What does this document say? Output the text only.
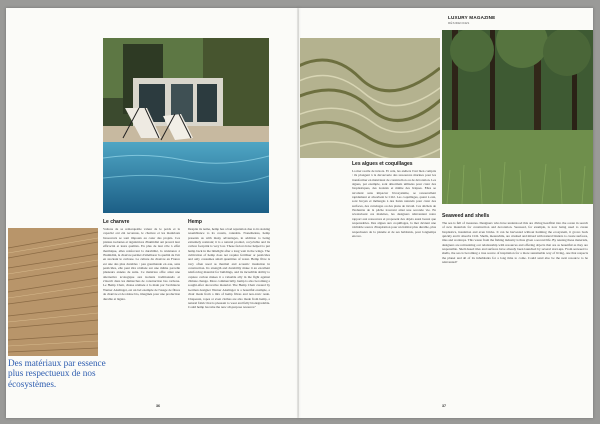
Le chanvre

Voilons de sa remarquable valeur de le poids et la capacité ont été reconnus, le chanvre et les matériaux biosourcés se sont imposés au cœur des projets. Ces plantes isolantes et régulatrices d'humidité ont prouvé leur efficacité et leurs qualités. En plus de leur rôle à effet thermique, elles renforcent la durabilité, la résistance à l'humidité, le chanvre permet d'améliorer la qualité de l'air en stockant le carbone. La culture du chanvre en France est une des plus durables : peu gourmande en eau, sans pesticides, elle peut être réalisée sur une même parcelle plusieurs années de suite. Ce matériau offre ainsi une alternative écologique aux isolants traditionnels et s'inscrit dans les démarches de construction bas carbone. Le Hemp Chair, chaise réalisée à la main par l'architecte Werner Aisslinger, est un bel exemple de l'usage de fibres de chanvre et de résine bio, imaginée pour une production durable et légère.

Hemp

Despite its name, hemp has a bad reputation due to its stoking resemblance to its cousin, cannabis. Nonetheless, hemp presents us with many advantages, in addition to being extremely resistant; it is a natural product, recyclable and its carbon footprint is very low. These factors have helped to put hemp back in the limelight after a long wait in the wings. The cultivation of hemp does not require fertiliser or pesticides and only consumes small quantities of water. Hemp fibre is very often used as thermal and acoustic insulation in construction. Its strength and durability make it an excellent reinforcing material for buildings, and its incredible ability to capture carbon makes it a valuable ally in the fight against climate change. More commercially, hemp is also becoming a sought-after decorative material. The Hemp Chair created by German designer Werner Aisslinger is a beautiful example, a chair made from a mix of hemp fibres and non-toxic resin. Chapeaux, ropes or even clothes are also made from hemp, a natural fabric that is pleasant to wear and fully biodegradable. Could hemp become the new all-purpose resource?

Des matériaux par essence plus respectueux de nos écosystèmes.

36
LUXURY MAGAZINE
RÉSIDENCES
Les algues et coquillages

La mer recèle de trésors. Et cela, les ateliers l'ont bien compris : ils plongent à la découverte des ressources marines pour les transformer en matériaux de construction ou de décoration. Les algues, par exemple, sont désormais utilisées pour créer des bioplastiques, des isolants et même des briques. Elles se récoltent sans impacter l'écosystème, se renouvellent rapidement et absorbent le CO2. Les coquillages, quant à eux, sont broyés et mélangés à des liants naturels pour créer des surfaces, des carrelages ou des plans de travail. Ces déchets de l'industrie de la pêche trouvent ainsi une seconde vie. En revalorisant ces matières, les designers réinventent notre rapport aux ressources et proposent des objets aussi beaux que responsables. Des algues aux coquillages, la mer devient une véritable source d'inspiration pour un habitat plus durable, plus respectueux de la planète et de ses habitants, pour longtemps encore.

Seaweed and shells

The sea is full of treasures. Designers who have understood this are diving headfirst into the ocean in search of new materials for construction and decoration. Seaweed, for example, is now being used to create bioplastics, insulation and even bricks. It can be harvested without harming the ecosystem, it grows back quickly and it absorbs CO2. Shells, meanwhile, are crushed and mixed with natural binders to create surfaces, tiles and worktops. This waste from the fishing industry is thus given a second life. By reusing these materials, designers are reinventing our relationship with resources and offering objects that are as beautiful as they are responsible. Shell-based tiles and surfaces have already been launched by several start-ups. From seaweed to shells, the sea is becoming a true source of inspiration for a more sustainable way of living, one that respects the planet and all of its inhabitants for a long time to come. Could sand also be the next resource to be reinvented?

37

---+---

Repeat the data exactly, excluding the pictures.

#### Finished task:
What does this document say? Output the text only.
Le chanvre

Voilons de sa remarquable valeur de le poids et la capacité ont été reconnus, le chanvre et les matériaux biosourcés se sont imposés au cœur des projets. Ces plantes isolantes et régulatrices d'humidité ont prouvé leur efficacité et leurs qualités. En plus de leur rôle à effet thermique, elles renforcent la durabilité, la résistance à l'humidité, le chanvre permet d'améliorer la qualité de l'air en stockant le carbone. La culture du chanvre en France est une des plus durables : peu gourmande en eau, sans pesticides, elle peut être réalisée sur une même parcelle plusieurs années de suite. Ce matériau offre ainsi une alternative écologique aux isolants traditionnels et s'inscrit dans les démarches de construction bas carbone. Le Hemp Chair, chaise réalisée à la main par l'architecte Werner Aisslinger, est un bel exemple de l'usage de fibres de chanvre et de résine bio, imaginée pour une production durable et légère.

Hemp

Despite its name, hemp has a bad reputation due to its stoking resemblance to its cousin, cannabis. Nonetheless, hemp presents us with many advantages, in addition to being extremely resistant; it is a natural product, recyclable and its carbon footprint is very low. These factors have helped to put hemp back in the limelight after a long wait in the wings. The cultivation of hemp does not require fertiliser or pesticides and only consumes small quantities of water. Hemp fibre is very often used as thermal and acoustic insulation in construction. Its strength and durability make it an excellent reinforcing material for buildings, and its incredible ability to capture carbon makes it a valuable ally in the fight against climate change. More commercially, hemp is also becoming a sought-after decorative material. The Hemp Chair created by German designer Werner Aisslinger is a beautiful example, a chair made from a mix of hemp fibres and non-toxic resin. Chapeaux, ropes or even clothes are also made from hemp, a natural fabric that is pleasant to wear and fully biodegradable. Could hemp become the new all-purpose resource?

Des matériaux par essence plus respectueux de nos écosystèmes.

36
LUXURY MAGAZINE
RÉSIDENCES
Les algues et coquillages

La mer recèle de trésors. Et cela, les ateliers l'ont bien compris : ils plongent à la découverte des ressources marines pour les transformer en matériaux de construction ou de décoration. Les algues, par exemple, sont désormais utilisées pour créer des bioplastiques, des isolants et même des briques. Elles se récoltent sans impacter l'écosystème, se renouvellent rapidement et absorbent le CO2. Les coquillages, quant à eux, sont broyés et mélangés à des liants naturels pour créer des surfaces, des carrelages ou des plans de travail. Ces déchets de l'industrie de la pêche trouvent ainsi une seconde vie. En revalorisant ces matières, les designers réinventent notre rapport aux ressources et proposent des objets aussi beaux que responsables. Des algues aux coquillages, la mer devient une véritable source d'inspiration pour un habitat plus durable, plus respectueux de la planète et de ses habitants, pour longtemps encore.

Seaweed and shells

The sea is full of treasures. Designers who have understood this are diving headfirst into the ocean in search of new materials for construction and decoration. Seaweed, for example, is now being used to create bioplastics, insulation and even bricks. It can be harvested without harming the ecosystem, it grows back quickly and it absorbs CO2. Shells, meanwhile, are crushed and mixed with natural binders to create surfaces, tiles and worktops. This waste from the fishing industry is thus given a second life. By reusing these materials, designers are reinventing our relationship with resources and offering objects that are as beautiful as they are responsible. Shell-based tiles and surfaces have already been launched by several start-ups. From seaweed to shells, the sea is becoming a true source of inspiration for a more sustainable way of living, one that respects the planet and all of its inhabitants for a long time to come. Could sand also be the next resource to be reinvented?

37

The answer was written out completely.